## Objective:
Everything in the listing except the pictures should be written out exactly.

* Start *

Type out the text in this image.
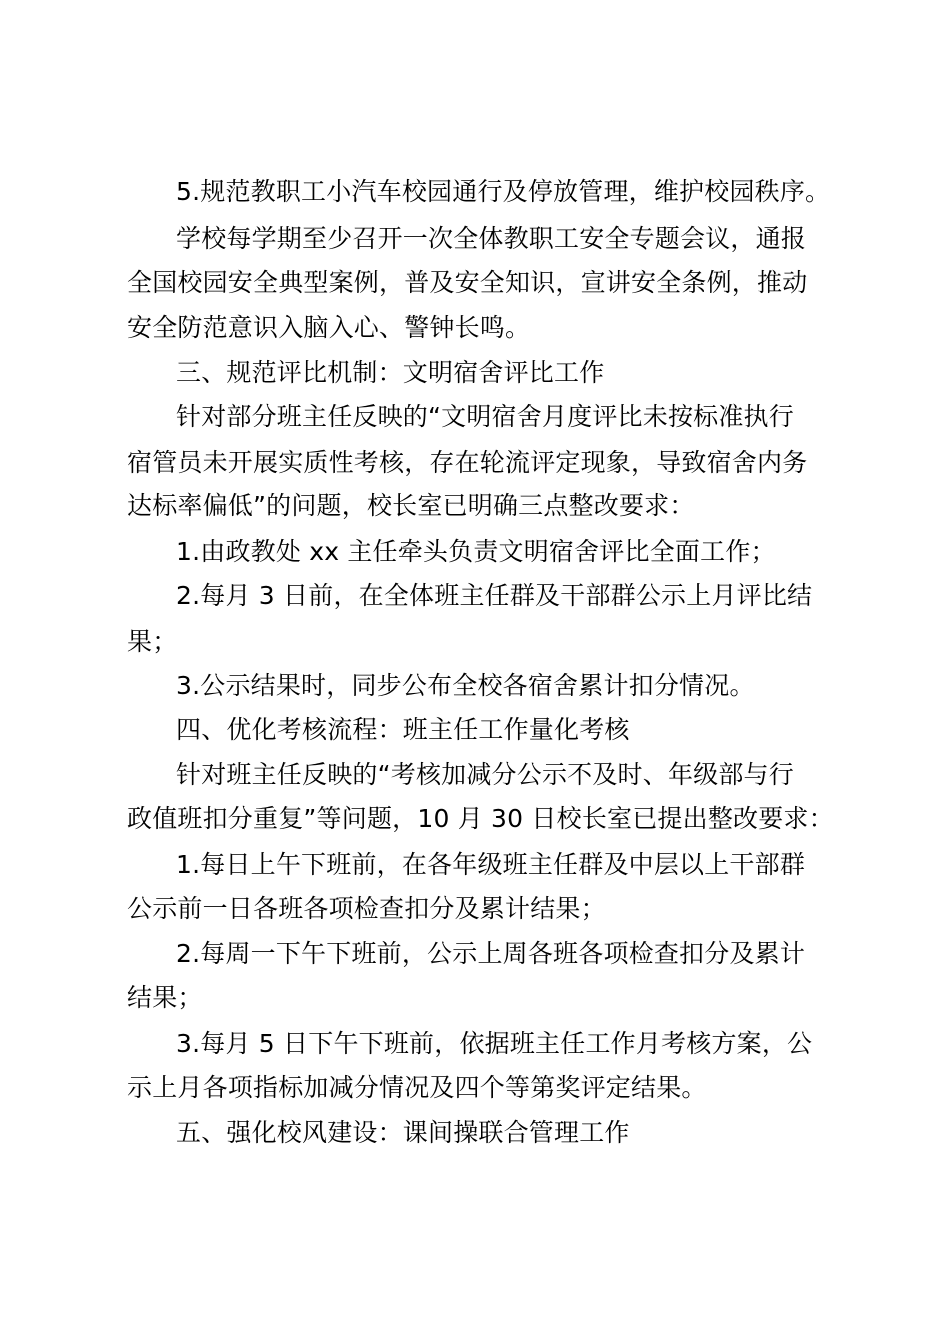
5.规范教职工小汽车校园通行及停放管理，维护校园秩序。
学校每学期至少召开一次全体教职工安全专题会议，通报
全国校园安全典型案例，普及安全知识，宣讲安全条例，推动
安全防范意识入脑入心、警钟长鸣。
三、规范评比机制：文明宿舍评比工作
针对部分班主任反映的“文明宿舍月度评比未按标准执行
宿管员未开展实质性考核，存在轮流评定现象，导致宿舍内务
达标率偏低”的问题，校长室已明确三点整改要求：
1.由政教处 xx 主任牵头负责文明宿舍评比全面工作；
2.每月 3 日前，在全体班主任群及干部群公示上月评比结
果；
3.公示结果时，同步公布全校各宿舍累计扣分情况。
四、优化考核流程：班主任工作量化考核
针对班主任反映的“考核加减分公示不及时、年级部与行
政值班扣分重复”等问题，10 月 30 日校长室已提出整改要求：
1.每日上午下班前，在各年级班主任群及中层以上干部群
公示前一日各班各项检查扣分及累计结果；
2.每周一下午下班前，公示上周各班各项检查扣分及累计
结果；
3.每月 5 日下午下班前，依据班主任工作月考核方案，公
示上月各项指标加减分情况及四个等第奖评定结果。
五、强化校风建设：课间操联合管理工作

* End *

## Response for this exercise:
Type out the text in this image.
5.规范教职工小汽车校园通行及停放管理，维护校园秩序。
学校每学期至少召开一次全体教职工安全专题会议，通报
全国校园安全典型案例，普及安全知识，宣讲安全条例，推动
安全防范意识入脑入心、警钟长鸣。
三、规范评比机制：文明宿舍评比工作
针对部分班主任反映的“文明宿舍月度评比未按标准执行
宿管员未开展实质性考核，存在轮流评定现象，导致宿舍内务
达标率偏低”的问题，校长室已明确三点整改要求：
1.由政教处 xx 主任牵头负责文明宿舍评比全面工作；
2.每月 3 日前，在全体班主任群及干部群公示上月评比结
果；
3.公示结果时，同步公布全校各宿舍累计扣分情况。
四、优化考核流程：班主任工作量化考核
针对班主任反映的“考核加减分公示不及时、年级部与行
政值班扣分重复”等问题，10 月 30 日校长室已提出整改要求：
1.每日上午下班前，在各年级班主任群及中层以上干部群
公示前一日各班各项检查扣分及累计结果；
2.每周一下午下班前，公示上周各班各项检查扣分及累计
结果；
3.每月 5 日下午下班前，依据班主任工作月考核方案，公
示上月各项指标加减分情况及四个等第奖评定结果。
五、强化校风建设：课间操联合管理工作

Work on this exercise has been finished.